- _EXERCISE PROMPT_
Make an exact copy of all the data.

- _TASK DATA_
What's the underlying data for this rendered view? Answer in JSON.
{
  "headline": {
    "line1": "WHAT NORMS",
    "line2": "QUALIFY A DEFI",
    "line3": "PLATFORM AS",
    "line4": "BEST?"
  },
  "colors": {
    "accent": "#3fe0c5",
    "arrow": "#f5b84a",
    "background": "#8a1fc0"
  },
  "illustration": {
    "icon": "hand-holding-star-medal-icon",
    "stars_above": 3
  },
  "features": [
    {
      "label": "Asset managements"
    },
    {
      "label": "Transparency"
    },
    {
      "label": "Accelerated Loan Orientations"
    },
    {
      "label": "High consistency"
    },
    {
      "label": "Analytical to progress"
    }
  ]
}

- _EXERCISE RESULT_
What's the underlying data for this rendered view? Answer in JSON.
{
  "headline": {
    "line1": "WHAT NORMS",
    "line2": "QUALIFY A DEFI",
    "line3": "PLATFORM AS",
    "line4": "BEST?"
  },
  "colors": {
    "accent": "#3fe0c5",
    "arrow": "#f5b84a",
    "background": "#8a1fc0"
  },
  "illustration": {
    "icon": "hand-holding-star-medal-icon",
    "stars_above": 3
  },
  "features": [
    {
      "label": "Asset managements"
    },
    {
      "label": "Transparency"
    },
    {
      "label": "Accelerated Loan Orientations"
    },
    {
      "label": "High consistency"
    },
    {
      "label": "Analytical to progress"
    }
  ]
}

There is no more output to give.